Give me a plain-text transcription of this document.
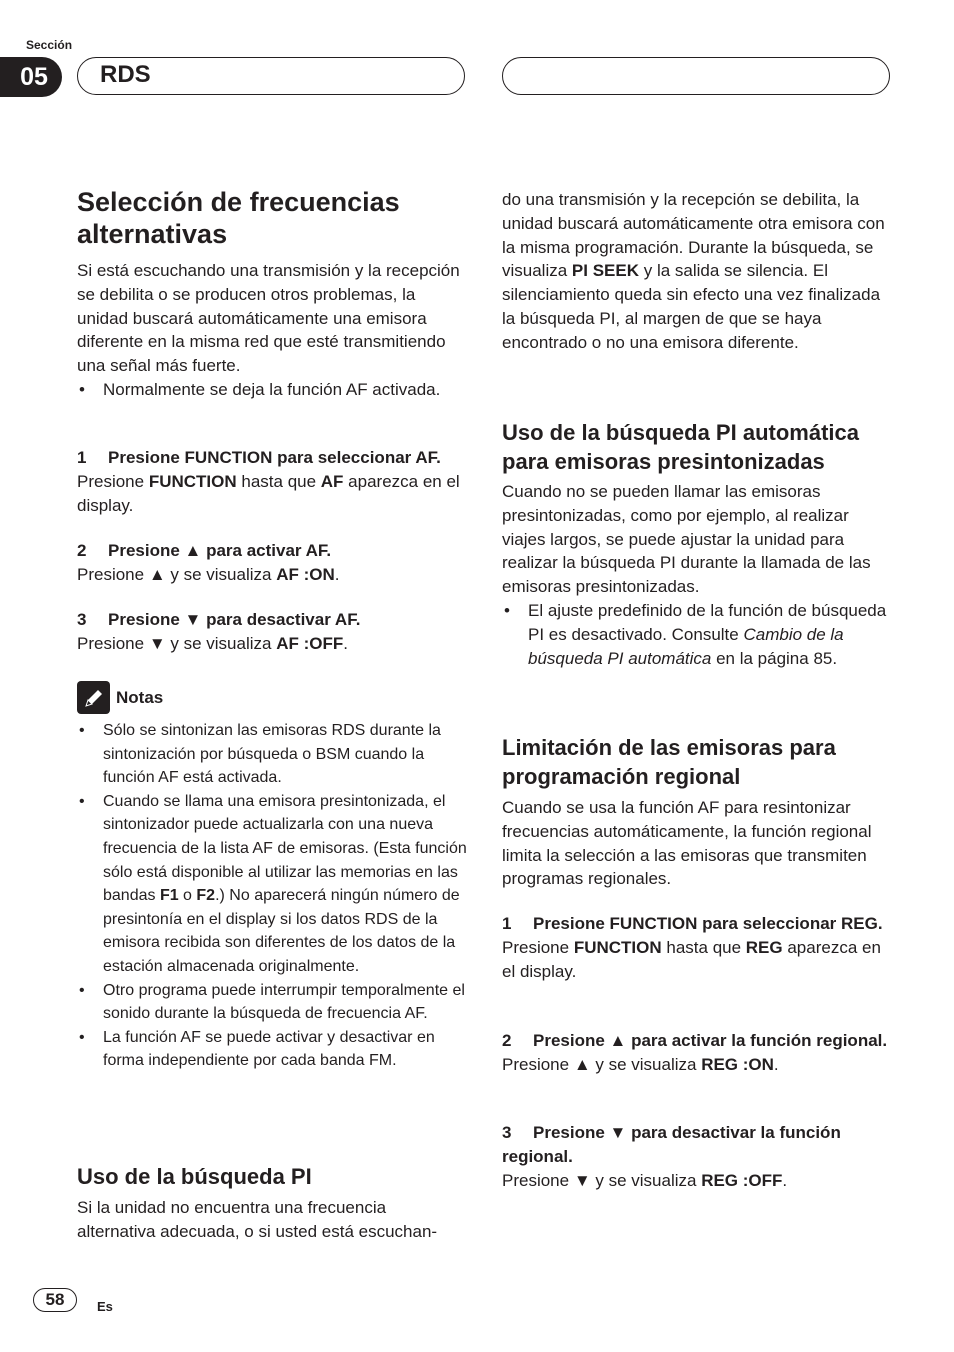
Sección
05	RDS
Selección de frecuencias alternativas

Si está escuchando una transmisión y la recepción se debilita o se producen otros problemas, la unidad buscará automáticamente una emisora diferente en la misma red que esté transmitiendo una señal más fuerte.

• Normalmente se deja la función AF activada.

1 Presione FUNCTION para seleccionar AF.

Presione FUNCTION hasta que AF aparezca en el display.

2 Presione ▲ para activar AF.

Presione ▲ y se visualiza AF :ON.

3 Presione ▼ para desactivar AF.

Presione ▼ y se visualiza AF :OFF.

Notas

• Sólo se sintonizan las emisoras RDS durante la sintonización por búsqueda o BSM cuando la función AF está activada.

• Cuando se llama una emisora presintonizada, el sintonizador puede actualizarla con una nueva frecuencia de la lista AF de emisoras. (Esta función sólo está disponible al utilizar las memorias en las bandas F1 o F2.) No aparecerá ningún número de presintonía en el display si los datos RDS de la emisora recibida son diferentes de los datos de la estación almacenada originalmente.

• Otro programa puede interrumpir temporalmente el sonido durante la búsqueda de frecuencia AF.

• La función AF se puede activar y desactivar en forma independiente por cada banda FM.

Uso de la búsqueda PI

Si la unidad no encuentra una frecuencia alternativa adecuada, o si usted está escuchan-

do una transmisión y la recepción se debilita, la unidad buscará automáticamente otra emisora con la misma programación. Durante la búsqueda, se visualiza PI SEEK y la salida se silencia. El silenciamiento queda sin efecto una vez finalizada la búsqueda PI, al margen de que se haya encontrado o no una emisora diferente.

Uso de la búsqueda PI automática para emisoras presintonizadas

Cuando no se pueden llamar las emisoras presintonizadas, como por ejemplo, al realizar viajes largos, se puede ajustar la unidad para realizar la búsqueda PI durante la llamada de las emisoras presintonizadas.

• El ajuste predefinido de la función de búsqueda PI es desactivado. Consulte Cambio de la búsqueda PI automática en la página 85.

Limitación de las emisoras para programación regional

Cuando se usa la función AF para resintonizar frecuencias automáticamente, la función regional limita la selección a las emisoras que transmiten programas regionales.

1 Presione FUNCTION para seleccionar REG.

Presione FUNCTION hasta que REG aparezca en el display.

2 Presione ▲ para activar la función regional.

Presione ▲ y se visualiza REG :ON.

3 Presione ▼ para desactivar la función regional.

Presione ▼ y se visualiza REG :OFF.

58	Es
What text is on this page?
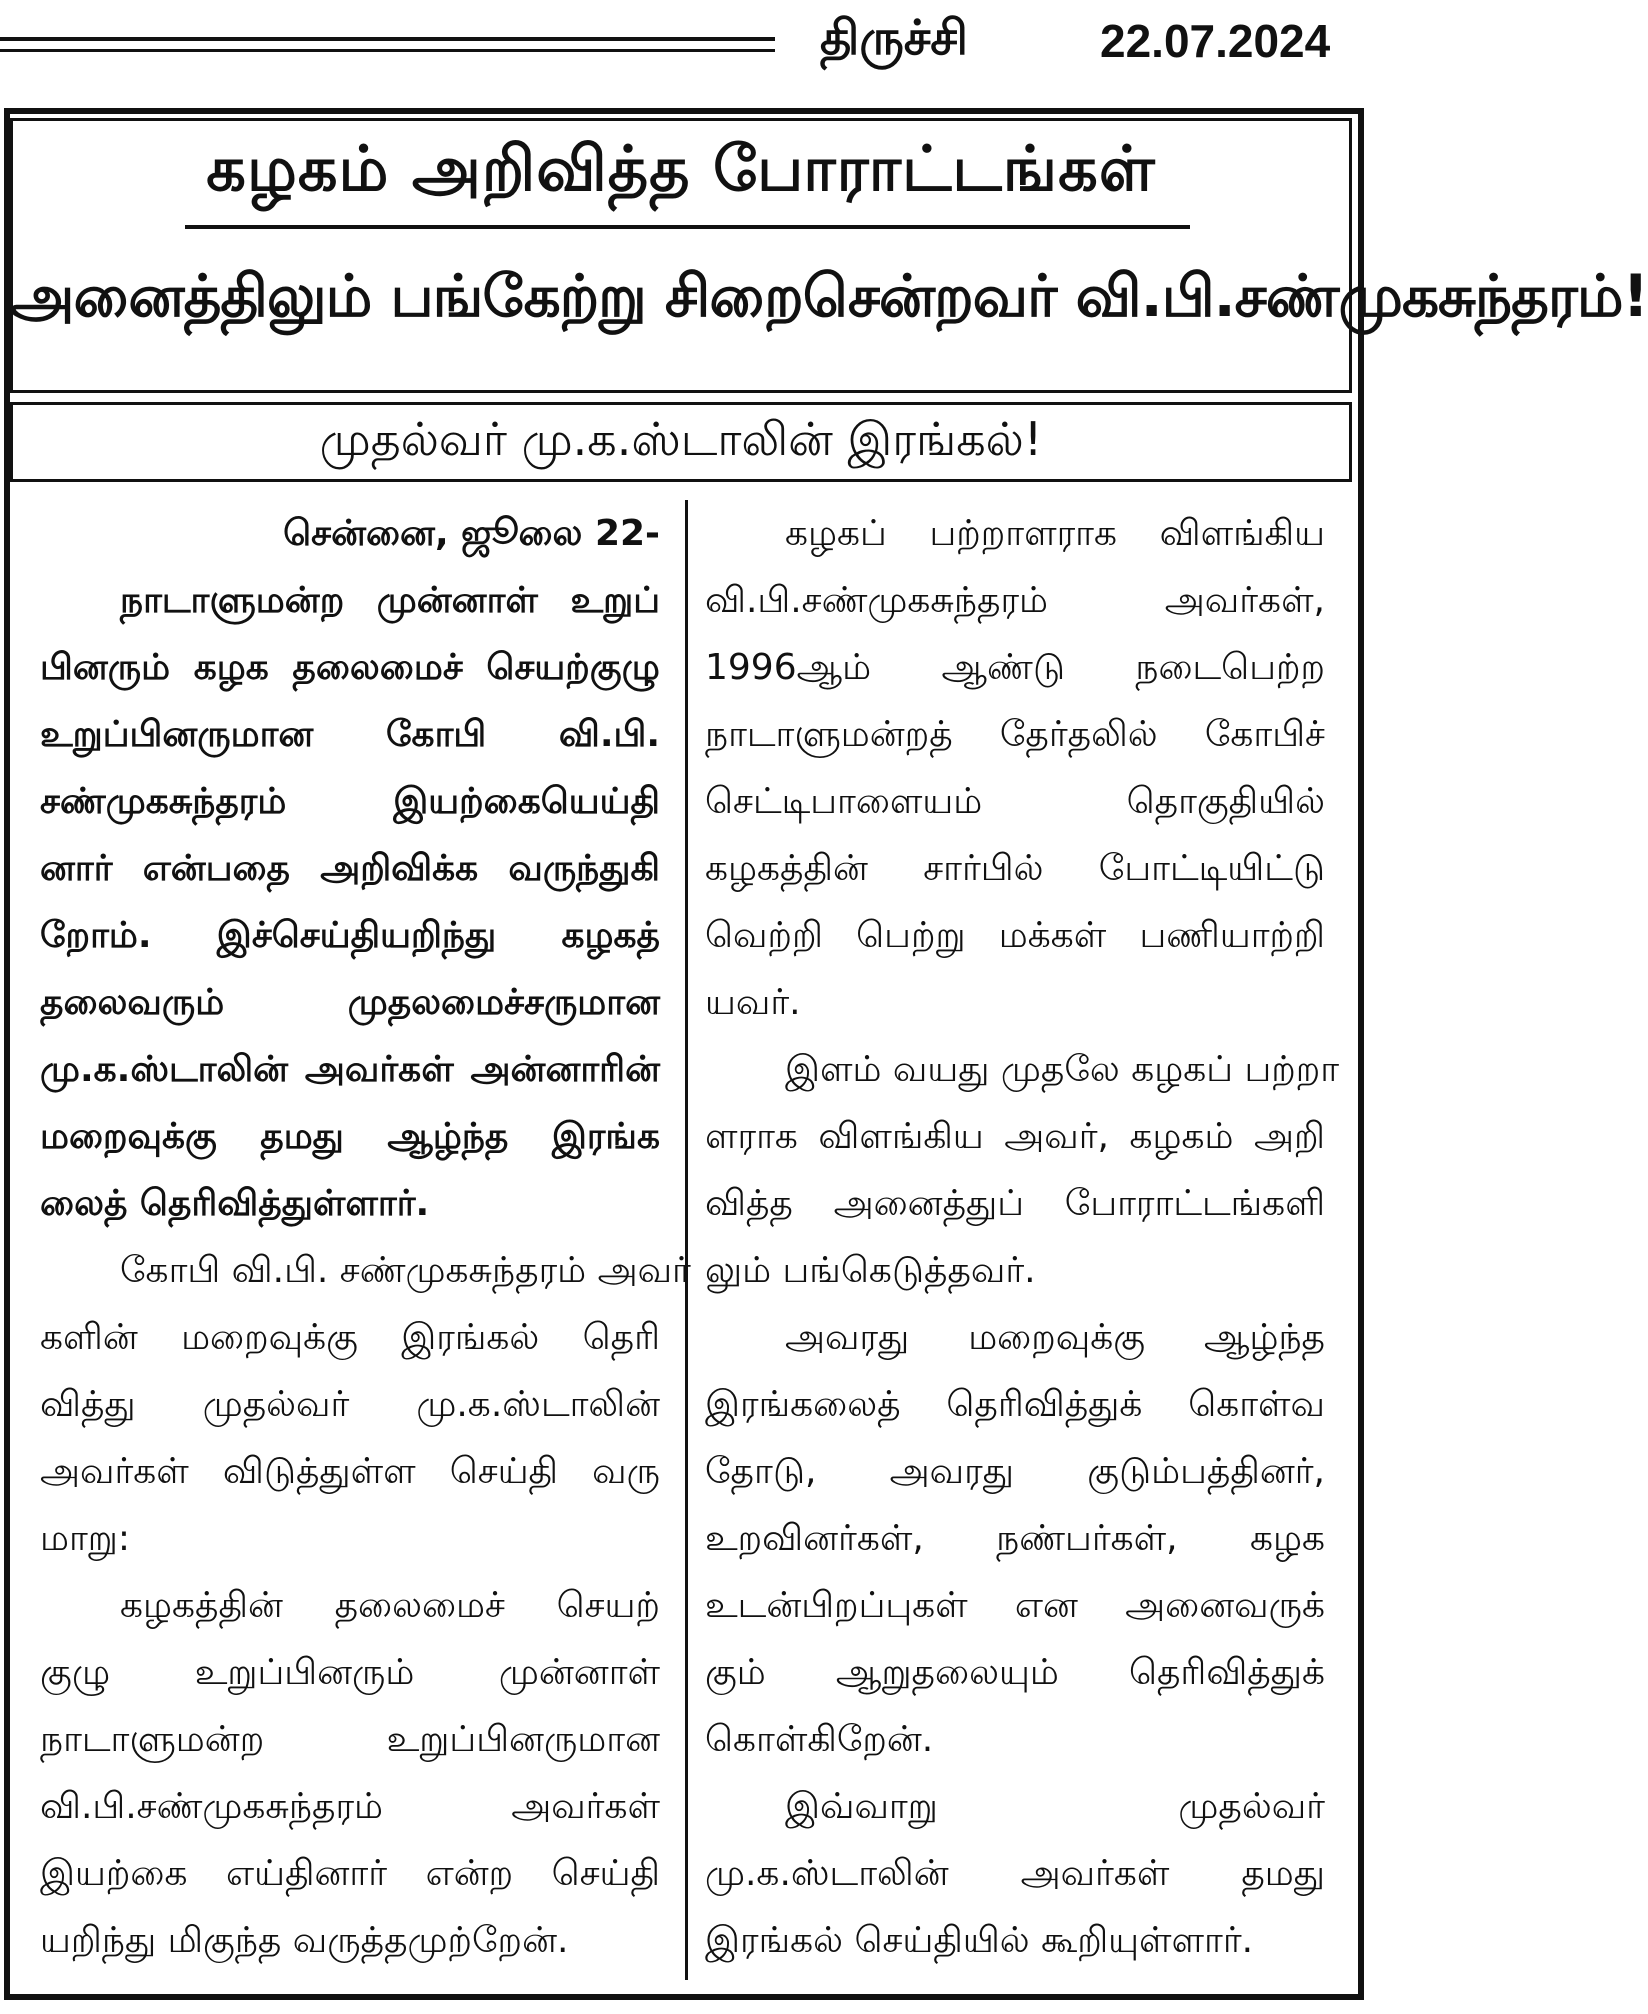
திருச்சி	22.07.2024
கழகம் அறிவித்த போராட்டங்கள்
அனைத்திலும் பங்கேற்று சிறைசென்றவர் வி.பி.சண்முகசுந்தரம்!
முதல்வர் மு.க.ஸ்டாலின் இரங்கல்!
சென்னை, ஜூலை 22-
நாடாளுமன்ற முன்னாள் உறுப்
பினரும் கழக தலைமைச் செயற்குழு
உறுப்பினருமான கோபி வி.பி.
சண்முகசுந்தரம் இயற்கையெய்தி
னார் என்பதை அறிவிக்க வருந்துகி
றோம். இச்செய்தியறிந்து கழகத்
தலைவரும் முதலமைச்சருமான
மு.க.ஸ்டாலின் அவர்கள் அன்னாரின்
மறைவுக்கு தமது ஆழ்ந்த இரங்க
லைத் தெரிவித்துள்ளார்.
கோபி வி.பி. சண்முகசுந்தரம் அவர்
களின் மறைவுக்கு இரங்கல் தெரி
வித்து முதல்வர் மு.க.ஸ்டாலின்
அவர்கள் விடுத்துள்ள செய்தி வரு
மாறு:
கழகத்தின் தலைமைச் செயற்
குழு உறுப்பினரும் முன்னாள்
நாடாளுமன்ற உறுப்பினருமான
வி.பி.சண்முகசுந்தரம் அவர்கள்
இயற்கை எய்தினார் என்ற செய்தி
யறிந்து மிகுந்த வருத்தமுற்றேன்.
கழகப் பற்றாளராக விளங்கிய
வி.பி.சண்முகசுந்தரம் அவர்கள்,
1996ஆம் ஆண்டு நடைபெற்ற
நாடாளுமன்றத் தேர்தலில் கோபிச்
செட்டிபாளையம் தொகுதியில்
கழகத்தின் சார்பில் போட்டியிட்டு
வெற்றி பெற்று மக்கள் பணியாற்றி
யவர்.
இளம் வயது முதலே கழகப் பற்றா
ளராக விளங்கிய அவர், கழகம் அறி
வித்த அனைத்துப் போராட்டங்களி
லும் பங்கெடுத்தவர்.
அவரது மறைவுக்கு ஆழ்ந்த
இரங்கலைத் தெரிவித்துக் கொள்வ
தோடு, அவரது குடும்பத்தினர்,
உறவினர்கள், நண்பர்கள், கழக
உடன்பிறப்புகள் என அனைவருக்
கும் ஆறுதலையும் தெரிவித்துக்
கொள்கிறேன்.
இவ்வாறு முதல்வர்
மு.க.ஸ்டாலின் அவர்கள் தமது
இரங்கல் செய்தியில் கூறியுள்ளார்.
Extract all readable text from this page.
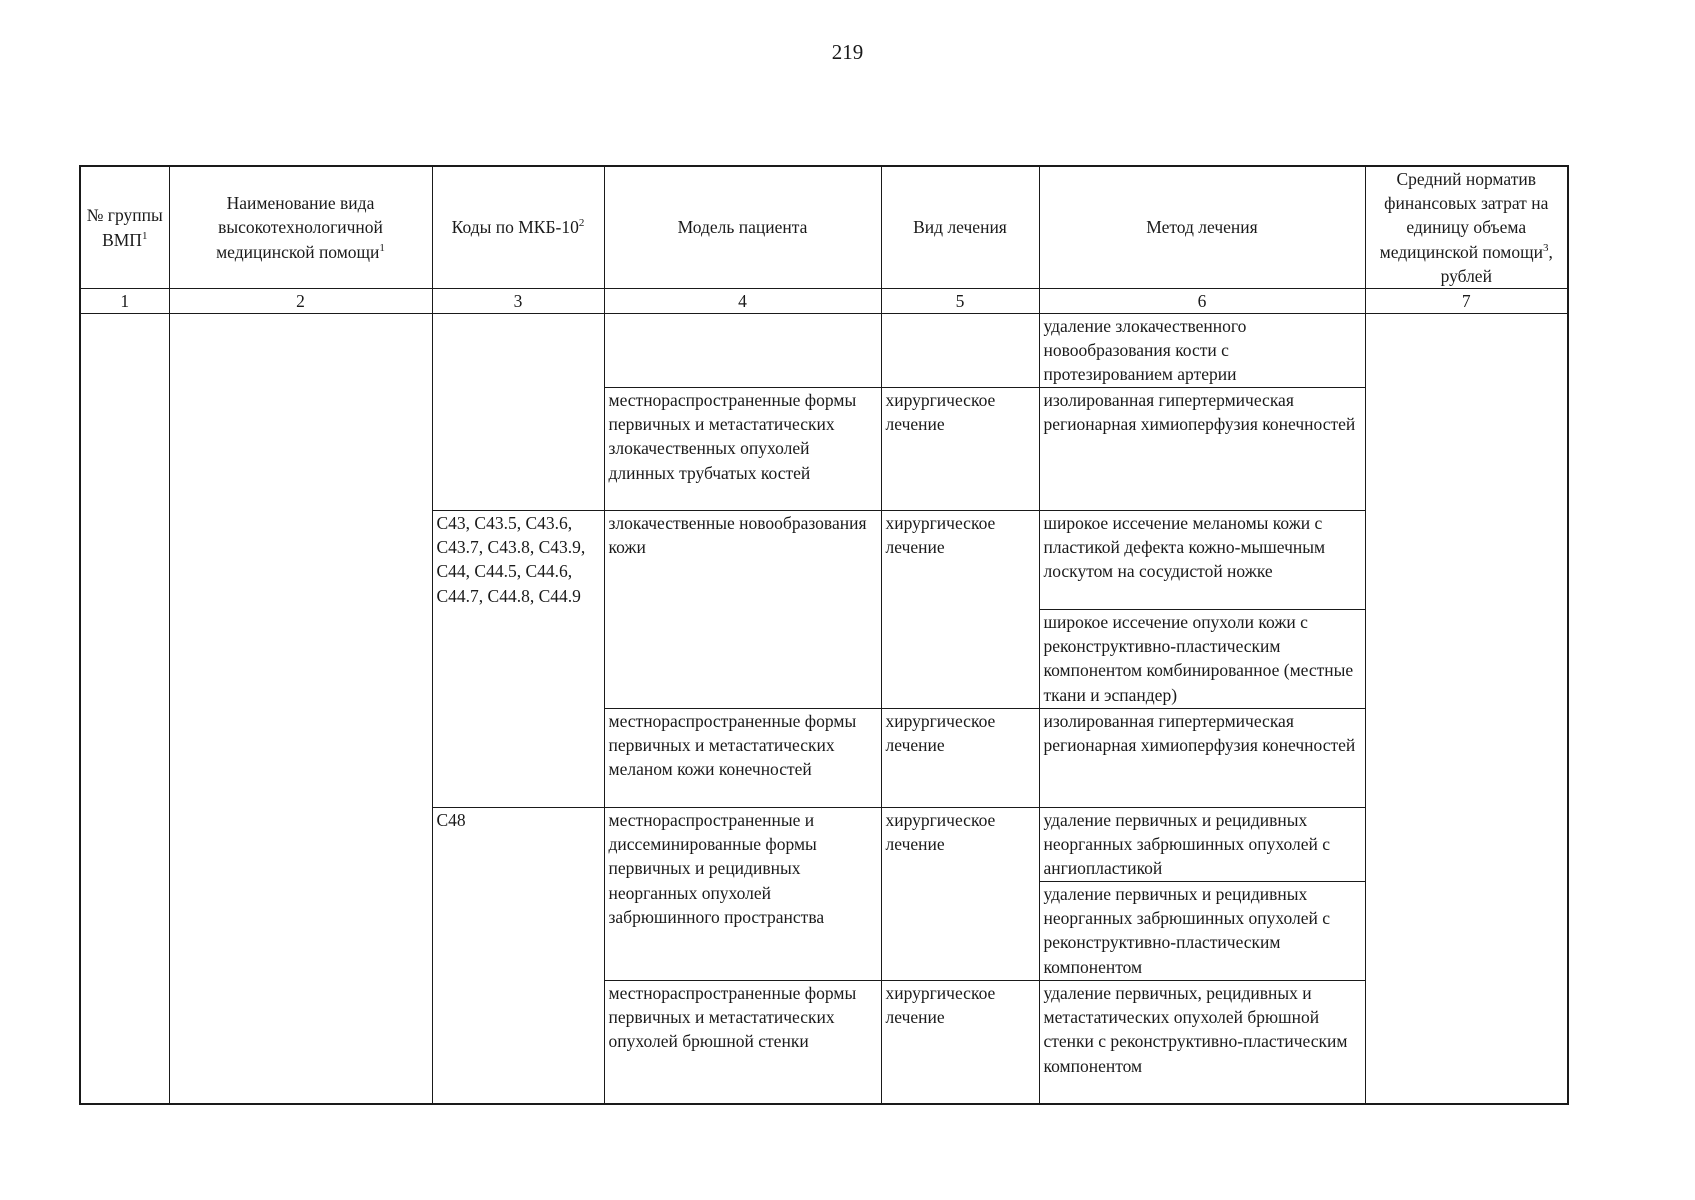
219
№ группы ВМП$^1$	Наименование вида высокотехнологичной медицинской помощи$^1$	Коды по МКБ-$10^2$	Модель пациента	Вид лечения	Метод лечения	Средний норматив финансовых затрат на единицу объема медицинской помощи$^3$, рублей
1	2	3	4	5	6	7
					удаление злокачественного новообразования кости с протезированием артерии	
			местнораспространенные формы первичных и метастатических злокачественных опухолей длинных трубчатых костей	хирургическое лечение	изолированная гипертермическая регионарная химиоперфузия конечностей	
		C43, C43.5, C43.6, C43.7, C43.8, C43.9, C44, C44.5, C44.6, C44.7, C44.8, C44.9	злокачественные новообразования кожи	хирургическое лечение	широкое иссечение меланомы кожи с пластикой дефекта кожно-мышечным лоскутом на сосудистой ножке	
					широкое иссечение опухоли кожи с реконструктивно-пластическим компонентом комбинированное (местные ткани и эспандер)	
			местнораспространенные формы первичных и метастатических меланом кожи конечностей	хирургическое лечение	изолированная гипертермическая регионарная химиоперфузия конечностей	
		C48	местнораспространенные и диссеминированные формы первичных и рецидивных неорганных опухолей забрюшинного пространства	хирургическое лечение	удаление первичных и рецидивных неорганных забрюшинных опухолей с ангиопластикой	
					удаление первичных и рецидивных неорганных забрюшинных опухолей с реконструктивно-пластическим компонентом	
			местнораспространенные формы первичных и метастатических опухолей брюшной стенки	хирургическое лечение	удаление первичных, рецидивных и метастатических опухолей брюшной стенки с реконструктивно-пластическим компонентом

◆ YOUR OBJECTIVE:
Copy out each line that contains the word "función".

◆ WRITTEN SOLUTION:
• Normalmente se deja la función AF activada.
• Sólo se sintonizan las emisoras RDS durante la sintonización por búsqueda o BSM cuando la función AF está activada.
• Cuando se llama una emisora presintonizada, el sintonizador puede actualizarla con una nueva frecuencia de la lista AF de emisoras. (Esta función sólo está disponible al utilizar las memorias en las bandas F1 o F2.) No aparecerá ningún número de presintonía en el display si los datos RDS de la emisora recibida son diferentes de los datos de la estación almacenada originalmente.
• La función AF se puede activar y desactivar en forma independiente por cada banda FM.
• El ajuste predefinido de la función de búsqueda PI es desactivado. Consulte Cambio de la búsqueda PI automática en la página 85.
Cuando se usa la función AF para resintonizar frecuencias automáticamente, la función regional limita la selección a las emisoras que transmiten programas regionales.
2 Presione ▲ para activar la función regional.
3 Presione ▼ para desactivar la función regional.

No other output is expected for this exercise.